TASK REQUIREMENTS:
Below are records; state how many of their lines hold the word "Information", and give only the figure.

EXERCISE DATA:
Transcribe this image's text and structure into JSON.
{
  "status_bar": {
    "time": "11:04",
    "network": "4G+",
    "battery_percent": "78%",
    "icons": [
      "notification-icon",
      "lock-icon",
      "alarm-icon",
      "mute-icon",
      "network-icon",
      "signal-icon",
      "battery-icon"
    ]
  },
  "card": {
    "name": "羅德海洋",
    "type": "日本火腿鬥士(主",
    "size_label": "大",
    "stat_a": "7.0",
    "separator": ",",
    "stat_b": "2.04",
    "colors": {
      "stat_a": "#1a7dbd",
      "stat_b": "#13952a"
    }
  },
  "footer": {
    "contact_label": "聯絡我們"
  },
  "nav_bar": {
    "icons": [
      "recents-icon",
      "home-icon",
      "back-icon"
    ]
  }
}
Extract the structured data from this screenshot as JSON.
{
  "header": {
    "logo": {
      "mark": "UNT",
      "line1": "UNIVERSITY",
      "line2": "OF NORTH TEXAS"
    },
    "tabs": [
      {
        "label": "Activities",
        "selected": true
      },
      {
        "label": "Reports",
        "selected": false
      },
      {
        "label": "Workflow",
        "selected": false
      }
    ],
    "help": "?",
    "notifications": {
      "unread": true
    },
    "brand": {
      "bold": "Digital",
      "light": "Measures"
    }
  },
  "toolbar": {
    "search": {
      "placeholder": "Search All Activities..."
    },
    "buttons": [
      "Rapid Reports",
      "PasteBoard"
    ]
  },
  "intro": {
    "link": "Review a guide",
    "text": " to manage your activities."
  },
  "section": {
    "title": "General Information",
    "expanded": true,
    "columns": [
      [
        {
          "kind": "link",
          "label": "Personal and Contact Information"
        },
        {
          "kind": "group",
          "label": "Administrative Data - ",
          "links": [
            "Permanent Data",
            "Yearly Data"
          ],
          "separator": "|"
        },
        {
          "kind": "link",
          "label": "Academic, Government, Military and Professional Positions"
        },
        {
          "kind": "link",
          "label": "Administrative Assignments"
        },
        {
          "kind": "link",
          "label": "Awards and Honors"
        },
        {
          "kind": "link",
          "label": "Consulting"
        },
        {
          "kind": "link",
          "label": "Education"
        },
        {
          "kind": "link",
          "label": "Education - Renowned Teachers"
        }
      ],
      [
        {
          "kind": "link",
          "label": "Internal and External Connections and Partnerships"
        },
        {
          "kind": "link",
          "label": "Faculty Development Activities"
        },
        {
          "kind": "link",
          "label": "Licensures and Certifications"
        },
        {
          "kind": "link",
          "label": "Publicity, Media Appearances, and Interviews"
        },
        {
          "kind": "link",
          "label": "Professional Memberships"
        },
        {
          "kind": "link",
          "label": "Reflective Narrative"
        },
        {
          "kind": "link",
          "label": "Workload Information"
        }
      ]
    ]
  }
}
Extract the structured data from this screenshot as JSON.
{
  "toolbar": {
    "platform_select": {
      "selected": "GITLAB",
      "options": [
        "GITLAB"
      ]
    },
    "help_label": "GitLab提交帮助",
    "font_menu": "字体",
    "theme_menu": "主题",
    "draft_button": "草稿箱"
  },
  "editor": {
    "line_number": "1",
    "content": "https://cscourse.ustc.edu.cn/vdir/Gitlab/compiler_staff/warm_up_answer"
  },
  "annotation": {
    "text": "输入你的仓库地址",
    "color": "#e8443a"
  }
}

ANSWER TO THIS PROBLEM:
3